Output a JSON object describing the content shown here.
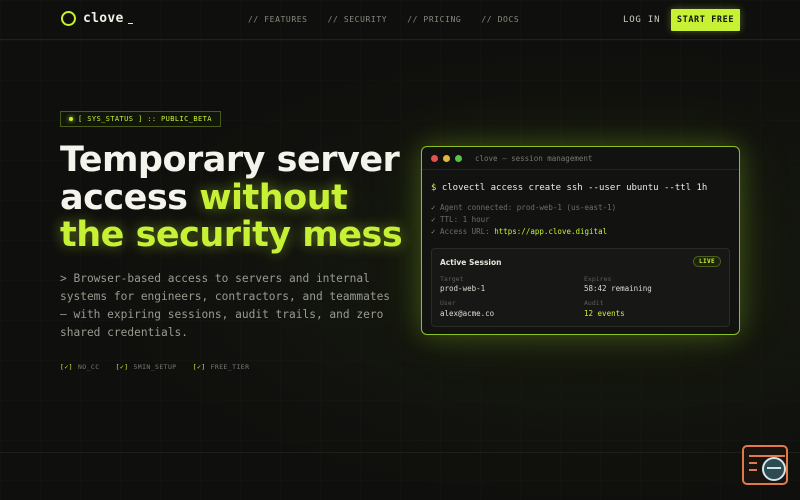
{
  "nav": {
    "brand": "clove",
    "links": [
      "// FEATURES",
      "// SECURITY",
      "// PRICING",
      "// DOCS"
    ],
    "login": "LOG IN",
    "cta": "START FREE"
  },
  "hero": {
    "status": "[ SYS_STATUS ] :: PUBLIC_BETA",
    "headline_line1": "Temporary server",
    "headline_line2_plain": "access ",
    "headline_line2_accent": "without",
    "headline_line3_accent": "the security mess",
    "lede": "> Browser-based access to servers and internal systems for engineers, contractors, and teammates — with expiring sessions, audit trails, and zero shared credentials.",
    "checks": [
      {
        "box": "[✓]",
        "label": "NO_CC"
      },
      {
        "box": "[✓]",
        "label": "5MIN_SETUP"
      },
      {
        "box": "[✓]",
        "label": "FREE_TIER"
      }
    ]
  },
  "terminal": {
    "title": "clove — session management",
    "prompt": "$",
    "command": "clovectl access create ssh --user ubuntu --ttl 1h",
    "outputs": [
      {
        "mark": "✓",
        "text": "Agent connected: prod-web-1 (us-east-1)"
      },
      {
        "mark": "✓",
        "text": "TTL: 1 hour"
      },
      {
        "mark": "✓",
        "text": "Access URL: ",
        "url": "https://app.clove.digital"
      }
    ],
    "session": {
      "title": "Active Session",
      "badge": "LIVE",
      "target_label": "Target",
      "target_value": "prod-web-1",
      "expires_label": "Expires",
      "expires_value": "58:42 remaining",
      "user_label": "User",
      "user_value": "alex@acme.co",
      "audit_label": "Audit",
      "audit_value": "12 events"
    }
  },
  "colors": {
    "accent": "#c6f135",
    "background": "#0f0f0d",
    "traffic_red": "#e0524b",
    "traffic_yellow": "#e0b93a",
    "traffic_green": "#57c24a",
    "widget_orange": "#e07a4a"
  },
  "icons": {
    "brand": "ring-logo-icon",
    "status": "pulse-dot-icon",
    "widget": "document-search-icon"
  }
}
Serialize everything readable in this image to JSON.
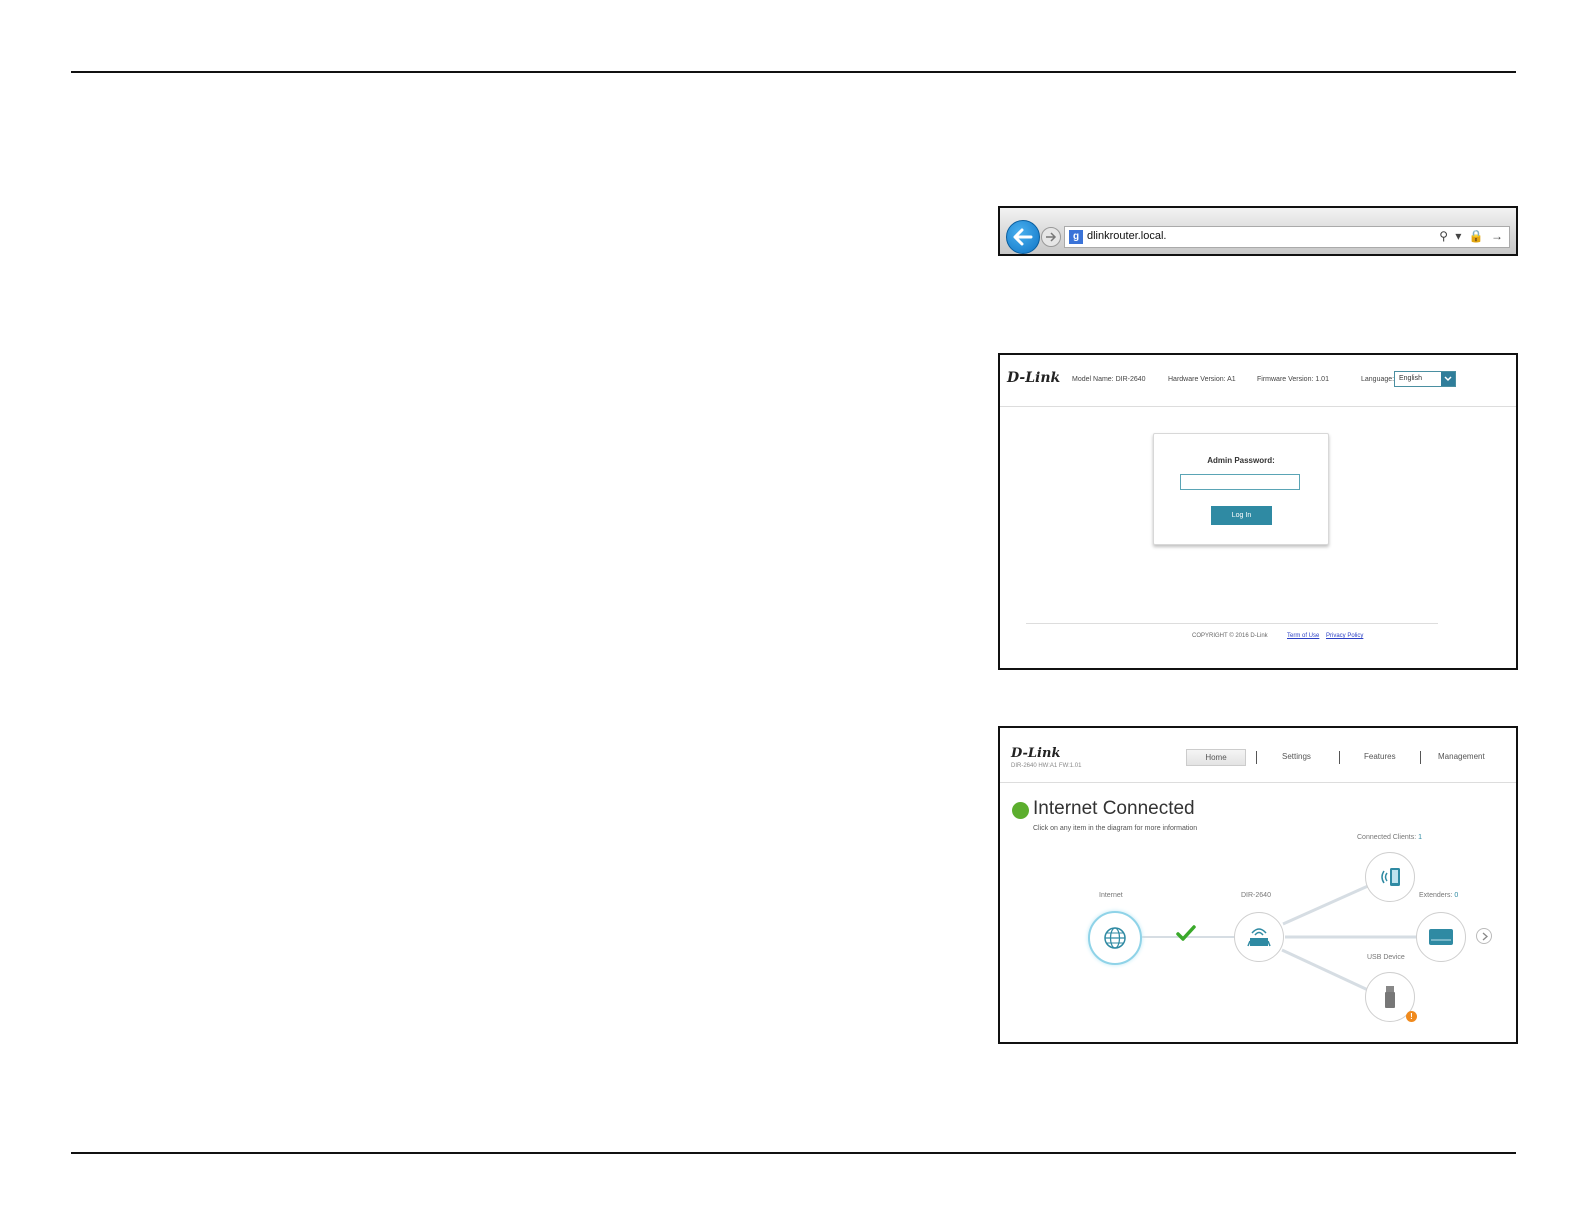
{
  "browser": {
    "url": "dlinkrouter.local.",
    "search_glyph": "⚲",
    "tool_glyphs": "▾ 🔒 →"
  },
  "login": {
    "model_name": "Model Name: DIR-2640",
    "hardware_version": "Hardware Version: A1",
    "firmware_version": "Firmware Version: 1.01",
    "language_label": "Language:",
    "language_value": "English",
    "password_label": "Admin Password:",
    "login_button": "Log In",
    "copyright": "COPYRIGHT © 2016 D-Link",
    "terms_link": "Term of Use",
    "privacy_link": "Privacy Policy"
  },
  "brand": {
    "logo_text": "D-Link"
  },
  "home": {
    "subtitle": "DIR-2640 HW:A1 FW:1.01",
    "nav": {
      "home": "Home",
      "settings": "Settings",
      "features": "Features",
      "management": "Management"
    },
    "status_title": "Internet Connected",
    "status_hint": "Click on any item in the diagram for more information",
    "diagram": {
      "internet_label": "Internet",
      "router_label": "DIR-2640",
      "clients_label": "Connected Clients:",
      "clients_count": "1",
      "extenders_label": "Extenders:",
      "extenders_count": "0",
      "usb_label": "USB Device",
      "usb_warning": "!"
    }
  },
  "colors": {
    "accent": "#2f8aa3",
    "status_ok": "#5cae2e",
    "warning": "#f08a1d",
    "browser_back": "#1a84d8"
  }
}
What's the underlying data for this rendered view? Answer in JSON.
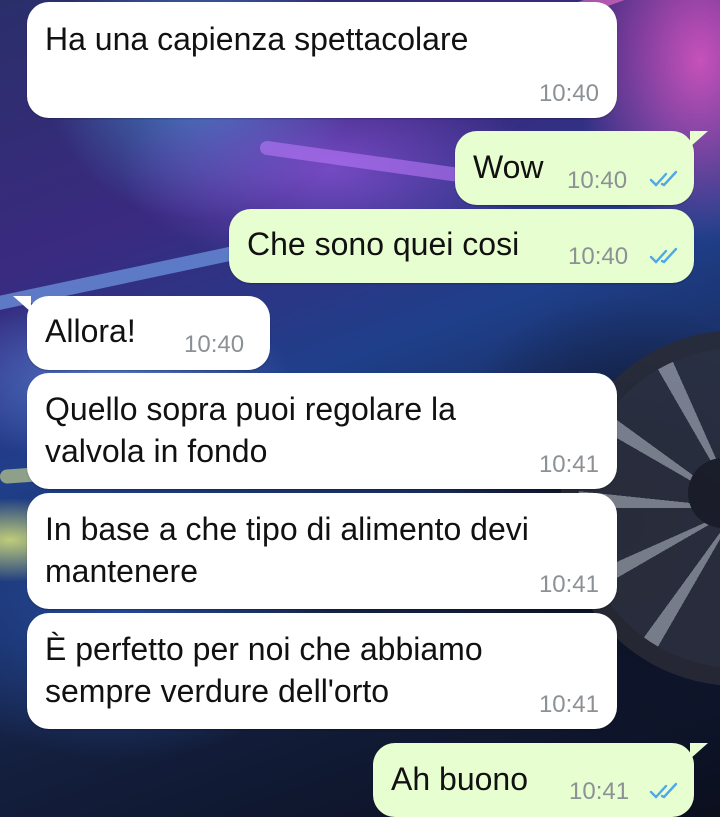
{
  "colors": {
    "incoming_bubble": "#ffffff",
    "outgoing_bubble": "#e7fed0",
    "timestamp": "#8c9195",
    "read_ticks": "#4fa8e6"
  },
  "messages": [
    {
      "direction": "incoming",
      "text_lines": [
        "Ha una capienza spettacolare"
      ],
      "time": "10:40"
    },
    {
      "direction": "outgoing",
      "text_lines": [
        "Wow"
      ],
      "time": "10:40",
      "status_icon": "double-check-read-icon"
    },
    {
      "direction": "outgoing",
      "text_lines": [
        "Che sono quei cosi"
      ],
      "time": "10:40",
      "status_icon": "double-check-read-icon"
    },
    {
      "direction": "incoming",
      "text_lines": [
        "Allora!"
      ],
      "time": "10:40"
    },
    {
      "direction": "incoming",
      "text_lines": [
        "Quello sopra puoi regolare la",
        "valvola in fondo"
      ],
      "time": "10:41"
    },
    {
      "direction": "incoming",
      "text_lines": [
        "In base a che tipo di alimento devi",
        "mantenere"
      ],
      "time": "10:41"
    },
    {
      "direction": "incoming",
      "text_lines": [
        "È perfetto per noi che abbiamo",
        "sempre verdure dell'orto"
      ],
      "time": "10:41"
    },
    {
      "direction": "outgoing",
      "text_lines": [
        "Ah buono"
      ],
      "time": "10:41",
      "status_icon": "double-check-read-icon"
    }
  ]
}
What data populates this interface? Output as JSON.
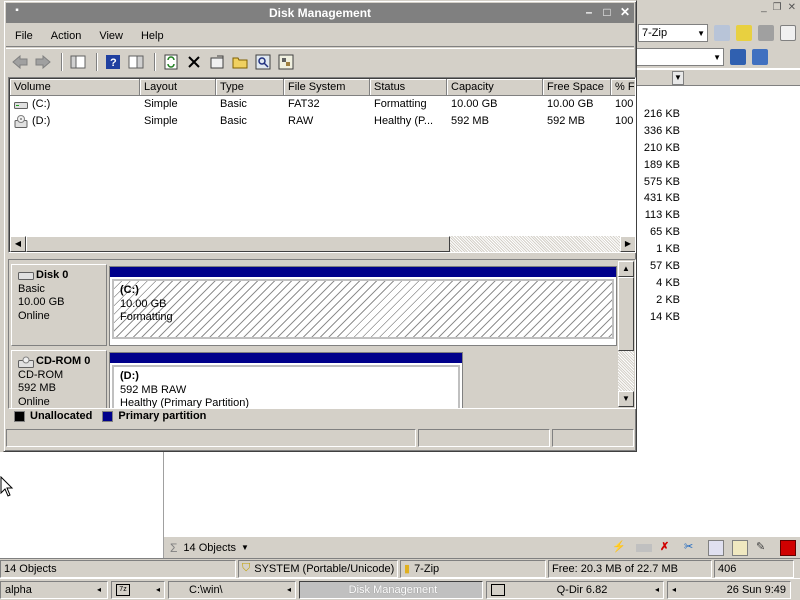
{
  "background": {
    "zip_combo": "7-Zip",
    "sizes": [
      "216 KB",
      "336 KB",
      "210 KB",
      "189 KB",
      "575 KB",
      "431 KB",
      "113 KB",
      "65 KB",
      "1 KB",
      "57 KB",
      "4 KB",
      "2 KB",
      "14 KB"
    ],
    "object_count": "14 Objects",
    "status": {
      "objects": "14 Objects",
      "system": "SYSTEM (Portable/Unicode)",
      "folder": "7-Zip",
      "free": "Free: 20.3 MB of 22.7 MB",
      "num": "406"
    },
    "taskbar": {
      "alpha": "alpha",
      "sevenz": "7z",
      "path": "C:\\win\\",
      "active": "Disk Management",
      "qdir": "Q-Dir 6.82",
      "clock": "26 Sun 9:49"
    }
  },
  "window": {
    "title": "Disk Management",
    "menu": [
      "File",
      "Action",
      "View",
      "Help"
    ]
  },
  "volume_list": {
    "columns": [
      "Volume",
      "Layout",
      "Type",
      "File System",
      "Status",
      "Capacity",
      "Free Space",
      "% Fr"
    ],
    "rows": [
      [
        "(C:)",
        "Simple",
        "Basic",
        "FAT32",
        "Formatting",
        "10.00 GB",
        "10.00 GB",
        "100 %"
      ],
      [
        "(D:)",
        "Simple",
        "Basic",
        "RAW",
        "Healthy (P...",
        "592 MB",
        "592 MB",
        "100 %"
      ]
    ]
  },
  "disks": [
    {
      "name": "Disk 0",
      "line2": "Basic",
      "line3": "10.00 GB",
      "line4": "Online",
      "partition": {
        "name": "(C:)",
        "line2": "10.00 GB",
        "line3": "Formatting"
      }
    },
    {
      "name": "CD-ROM 0",
      "line2": "CD-ROM",
      "line3": "592 MB",
      "line4": "Online",
      "partition": {
        "name": "(D:)",
        "line2": "592 MB RAW",
        "line3": "Healthy (Primary Partition)"
      }
    }
  ],
  "legend": {
    "unallocated": "Unallocated",
    "primary": "Primary partition",
    "unallocated_color": "#000000",
    "primary_color": "#00008b"
  }
}
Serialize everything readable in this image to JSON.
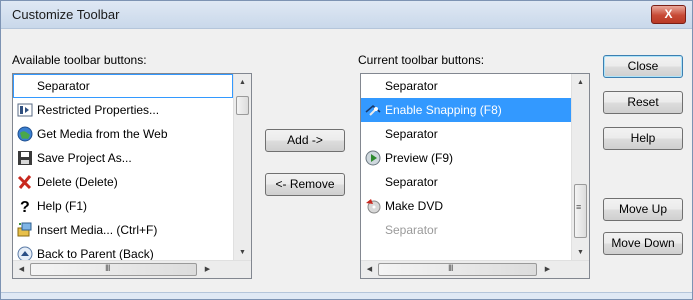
{
  "window": {
    "title": "Customize Toolbar",
    "close_glyph": "X"
  },
  "available": {
    "label": "Available toolbar buttons:",
    "items": [
      {
        "label": "Separator",
        "icon": ""
      },
      {
        "label": "Restricted Properties...",
        "icon": "restricted-properties-icon"
      },
      {
        "label": "Get Media from the Web",
        "icon": "globe-icon"
      },
      {
        "label": "Save Project As...",
        "icon": "save-as-icon"
      },
      {
        "label": "Delete (Delete)",
        "icon": "delete-x-icon"
      },
      {
        "label": "Help (F1)",
        "icon": "help-question-icon"
      },
      {
        "label": "Insert Media... (Ctrl+F)",
        "icon": "insert-media-icon"
      },
      {
        "label": "Back to Parent (Back)",
        "icon": "back-to-parent-icon"
      }
    ],
    "focused_index": 0
  },
  "current": {
    "label": "Current toolbar buttons:",
    "items": [
      {
        "label": "Separator",
        "icon": ""
      },
      {
        "label": "Enable Snapping (F8)",
        "icon": "snapping-icon"
      },
      {
        "label": "Separator",
        "icon": ""
      },
      {
        "label": "Preview (F9)",
        "icon": "preview-icon"
      },
      {
        "label": "Separator",
        "icon": ""
      },
      {
        "label": "Make DVD",
        "icon": "make-dvd-icon"
      },
      {
        "label": "Separator",
        "icon": ""
      }
    ],
    "selected_index": 1
  },
  "buttons": {
    "add": "Add ->",
    "remove": "<- Remove",
    "close": "Close",
    "reset": "Reset",
    "help": "Help",
    "move_up": "Move Up",
    "move_down": "Move Down"
  },
  "scroll": {
    "up": "▲",
    "down": "▼",
    "left": "◀",
    "right": "▶",
    "grip_h": "III",
    "grip_v": "≡"
  }
}
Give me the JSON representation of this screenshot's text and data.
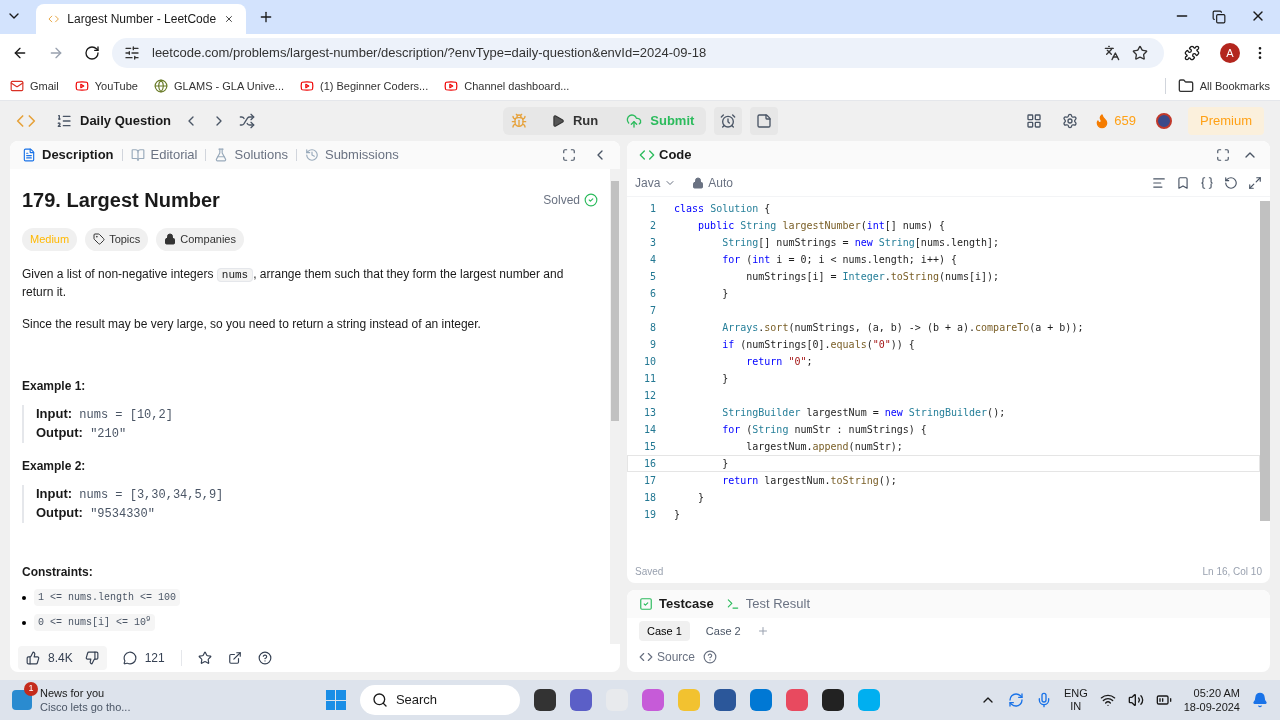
=====
TASK STATEMENT —
Using the material above, gather every line that includes "prod".

EXERCISE RESULT —
        "text": "Agent connected: prod-web-1 (us-east-1)"
      "target_value": "prod-web-1",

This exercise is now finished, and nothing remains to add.